» **INSTRUCTION**
Return exactly the span of lines that opens with the line containing "Output the underlying" and closes with the last line of the data, inclusive.
# DATA FOR PROCESSING start
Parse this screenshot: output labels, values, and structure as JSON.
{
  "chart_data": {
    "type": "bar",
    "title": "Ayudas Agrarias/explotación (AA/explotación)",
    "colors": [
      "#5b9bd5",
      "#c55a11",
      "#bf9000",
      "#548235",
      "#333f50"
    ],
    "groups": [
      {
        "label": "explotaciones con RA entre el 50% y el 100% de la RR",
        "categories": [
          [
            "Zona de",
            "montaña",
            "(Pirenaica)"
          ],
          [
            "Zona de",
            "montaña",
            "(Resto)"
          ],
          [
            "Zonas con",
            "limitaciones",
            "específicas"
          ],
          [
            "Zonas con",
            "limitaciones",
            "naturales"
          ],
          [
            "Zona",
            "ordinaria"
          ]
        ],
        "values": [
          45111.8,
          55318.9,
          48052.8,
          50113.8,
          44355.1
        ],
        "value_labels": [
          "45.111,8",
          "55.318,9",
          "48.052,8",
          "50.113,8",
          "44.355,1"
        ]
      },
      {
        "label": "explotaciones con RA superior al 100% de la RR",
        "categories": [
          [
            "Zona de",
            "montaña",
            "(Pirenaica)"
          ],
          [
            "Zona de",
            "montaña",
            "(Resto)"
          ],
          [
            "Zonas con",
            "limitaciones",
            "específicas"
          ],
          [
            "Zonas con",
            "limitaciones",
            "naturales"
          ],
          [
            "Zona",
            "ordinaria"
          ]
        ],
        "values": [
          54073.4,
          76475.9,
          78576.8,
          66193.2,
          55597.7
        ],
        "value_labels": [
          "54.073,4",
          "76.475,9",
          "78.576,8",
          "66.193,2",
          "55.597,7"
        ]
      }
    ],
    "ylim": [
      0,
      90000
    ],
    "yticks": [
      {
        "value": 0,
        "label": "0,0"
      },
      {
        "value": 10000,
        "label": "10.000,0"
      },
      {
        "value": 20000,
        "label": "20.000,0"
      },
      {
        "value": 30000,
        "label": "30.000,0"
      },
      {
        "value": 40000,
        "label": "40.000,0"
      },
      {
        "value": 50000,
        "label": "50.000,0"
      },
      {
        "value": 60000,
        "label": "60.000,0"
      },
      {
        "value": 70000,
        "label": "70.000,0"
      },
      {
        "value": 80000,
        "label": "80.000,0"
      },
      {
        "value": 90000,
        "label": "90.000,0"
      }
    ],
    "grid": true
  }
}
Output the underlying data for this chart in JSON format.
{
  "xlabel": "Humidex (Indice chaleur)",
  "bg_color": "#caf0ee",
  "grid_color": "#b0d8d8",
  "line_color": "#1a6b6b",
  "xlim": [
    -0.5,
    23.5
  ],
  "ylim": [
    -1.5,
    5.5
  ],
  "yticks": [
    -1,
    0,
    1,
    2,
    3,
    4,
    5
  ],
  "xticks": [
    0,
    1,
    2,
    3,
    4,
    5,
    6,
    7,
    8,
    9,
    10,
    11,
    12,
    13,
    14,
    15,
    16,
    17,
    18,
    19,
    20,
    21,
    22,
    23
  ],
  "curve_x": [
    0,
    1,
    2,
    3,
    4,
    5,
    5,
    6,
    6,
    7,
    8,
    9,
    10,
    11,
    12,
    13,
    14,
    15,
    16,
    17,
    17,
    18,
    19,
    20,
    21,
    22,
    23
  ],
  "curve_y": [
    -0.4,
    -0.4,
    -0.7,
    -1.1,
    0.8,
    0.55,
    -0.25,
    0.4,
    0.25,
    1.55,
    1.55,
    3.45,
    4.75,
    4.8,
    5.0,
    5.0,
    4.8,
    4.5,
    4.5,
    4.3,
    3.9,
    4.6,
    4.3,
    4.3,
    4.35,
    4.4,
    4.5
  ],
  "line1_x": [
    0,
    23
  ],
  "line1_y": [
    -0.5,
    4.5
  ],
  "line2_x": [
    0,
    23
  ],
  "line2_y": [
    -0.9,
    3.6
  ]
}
# DATA FOR PROCESSING end
» **FINAL RESULT**
Output the underlying data for this chart in JSON format.
{
  "xlabel": "Humidex (Indice chaleur)",
  "bg_color": "#caf0ee",
  "grid_color": "#b0d8d8",
  "line_color": "#1a6b6b",
  "xlim": [
    -0.5,
    23.5
  ],
  "ylim": [
    -1.5,
    5.5
  ],
  "yticks": [
    -1,
    0,
    1,
    2,
    3,
    4,
    5
  ],
  "xticks": [
    0,
    1,
    2,
    3,
    4,
    5,
    6,
    7,
    8,
    9,
    10,
    11,
    12,
    13,
    14,
    15,
    16,
    17,
    18,
    19,
    20,
    21,
    22,
    23
  ],
  "curve_x": [
    0,
    1,
    2,
    3,
    4,
    5,
    5,
    6,
    6,
    7,
    8,
    9,
    10,
    11,
    12,
    13,
    14,
    15,
    16,
    17,
    17,
    18,
    19,
    20,
    21,
    22,
    23
  ],
  "curve_y": [
    -0.4,
    -0.4,
    -0.7,
    -1.1,
    0.8,
    0.55,
    -0.25,
    0.4,
    0.25,
    1.55,
    1.55,
    3.45,
    4.75,
    4.8,
    5.0,
    5.0,
    4.8,
    4.5,
    4.5,
    4.3,
    3.9,
    4.6,
    4.3,
    4.3,
    4.35,
    4.4,
    4.5
  ],
  "line1_x": [
    0,
    23
  ],
  "line1_y": [
    -0.5,
    4.5
  ],
  "line2_x": [
    0,
    23
  ],
  "line2_y": [
    -0.9,
    3.6
  ]
}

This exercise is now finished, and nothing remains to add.